Quote each line exactly, from the line that contains "What data populates" down to the last line of the listing, and no other lines.

━━━ DATASET RECORDS ━━━

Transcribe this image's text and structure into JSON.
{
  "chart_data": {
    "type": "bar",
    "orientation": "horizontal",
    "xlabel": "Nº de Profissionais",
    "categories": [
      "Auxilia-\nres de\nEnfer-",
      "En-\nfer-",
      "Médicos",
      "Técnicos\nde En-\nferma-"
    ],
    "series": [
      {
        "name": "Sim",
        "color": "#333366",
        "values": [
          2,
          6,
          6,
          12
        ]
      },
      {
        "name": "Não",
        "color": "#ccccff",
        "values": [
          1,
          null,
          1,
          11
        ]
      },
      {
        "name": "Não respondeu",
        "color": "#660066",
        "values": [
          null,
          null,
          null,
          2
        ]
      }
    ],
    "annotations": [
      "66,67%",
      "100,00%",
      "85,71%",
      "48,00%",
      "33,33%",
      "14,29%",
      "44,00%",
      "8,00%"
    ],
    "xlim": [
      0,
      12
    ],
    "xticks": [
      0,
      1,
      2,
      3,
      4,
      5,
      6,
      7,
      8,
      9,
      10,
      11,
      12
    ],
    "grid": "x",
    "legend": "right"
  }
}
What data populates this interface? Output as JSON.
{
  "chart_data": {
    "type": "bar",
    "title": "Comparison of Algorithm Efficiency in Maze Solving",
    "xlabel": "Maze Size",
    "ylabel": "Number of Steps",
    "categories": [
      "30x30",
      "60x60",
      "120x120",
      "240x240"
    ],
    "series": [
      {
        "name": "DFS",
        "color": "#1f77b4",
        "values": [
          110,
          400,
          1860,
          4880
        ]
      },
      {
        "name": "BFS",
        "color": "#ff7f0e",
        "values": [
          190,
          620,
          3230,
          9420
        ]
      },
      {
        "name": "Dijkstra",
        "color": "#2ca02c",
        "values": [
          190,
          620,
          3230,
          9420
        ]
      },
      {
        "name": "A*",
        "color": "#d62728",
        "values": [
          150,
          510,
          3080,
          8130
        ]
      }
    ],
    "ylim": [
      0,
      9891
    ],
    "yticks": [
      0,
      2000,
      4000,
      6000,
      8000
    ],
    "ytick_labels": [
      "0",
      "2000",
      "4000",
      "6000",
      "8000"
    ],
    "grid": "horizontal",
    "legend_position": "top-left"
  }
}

━━━

> **EXERCISE RESULT**:
What data populates this interface? Output as JSON.
{
  "chart_data": {
    "type": "bar",
    "title": "Comparison of Algorithm Efficiency in Maze Solving",
    "xlabel": "Maze Size",
    "ylabel": "Number of Steps",
    "categories": [
      "30x30",
      "60x60",
      "120x120",
      "240x240"
    ],
    "series": [
      {
        "name": "DFS",
        "color": "#1f77b4",
        "values": [
          110,
          400,
          1860,
          4880
        ]
      },
      {
        "name": "BFS",
        "color": "#ff7f0e",
        "values": [
          190,
          620,
          3230,
          9420
        ]
      },
      {
        "name": "Dijkstra",
        "color": "#2ca02c",
        "values": [
          190,
          620,
          3230,
          9420
        ]
      },
      {
        "name": "A*",
        "color": "#d62728",
        "values": [
          150,
          510,
          3080,
          8130
        ]
      }
    ],
    "ylim": [
      0,
      9891
    ],
    "yticks": [
      0,
      2000,
      4000,
      6000,
      8000
    ],
    "ytick_labels": [
      "0",
      "2000",
      "4000",
      "6000",
      "8000"
    ],
    "grid": "horizontal",
    "legend_position": "top-left"
  }
}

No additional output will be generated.